Exercise input:
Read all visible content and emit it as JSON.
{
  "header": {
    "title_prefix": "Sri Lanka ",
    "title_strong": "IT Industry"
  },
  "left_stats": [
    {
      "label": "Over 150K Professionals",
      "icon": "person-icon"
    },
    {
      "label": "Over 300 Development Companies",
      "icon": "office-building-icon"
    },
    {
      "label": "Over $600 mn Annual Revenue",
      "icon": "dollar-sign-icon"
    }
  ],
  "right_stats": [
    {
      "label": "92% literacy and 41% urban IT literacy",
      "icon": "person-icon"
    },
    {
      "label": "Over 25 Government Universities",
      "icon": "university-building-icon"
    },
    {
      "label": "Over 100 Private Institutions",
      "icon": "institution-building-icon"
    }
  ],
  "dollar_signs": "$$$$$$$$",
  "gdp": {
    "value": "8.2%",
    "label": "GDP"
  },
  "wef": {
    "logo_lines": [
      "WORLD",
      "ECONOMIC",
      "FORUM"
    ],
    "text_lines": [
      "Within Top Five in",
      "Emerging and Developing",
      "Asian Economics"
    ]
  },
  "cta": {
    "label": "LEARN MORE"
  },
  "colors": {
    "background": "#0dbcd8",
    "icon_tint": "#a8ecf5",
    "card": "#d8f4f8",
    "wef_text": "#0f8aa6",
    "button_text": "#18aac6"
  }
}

Objective:
Your task is to gather every line with the word "building" and copy it.

The output:
      "icon": "office-building-icon"
      "icon": "university-building-icon"
      "icon": "institution-building-icon"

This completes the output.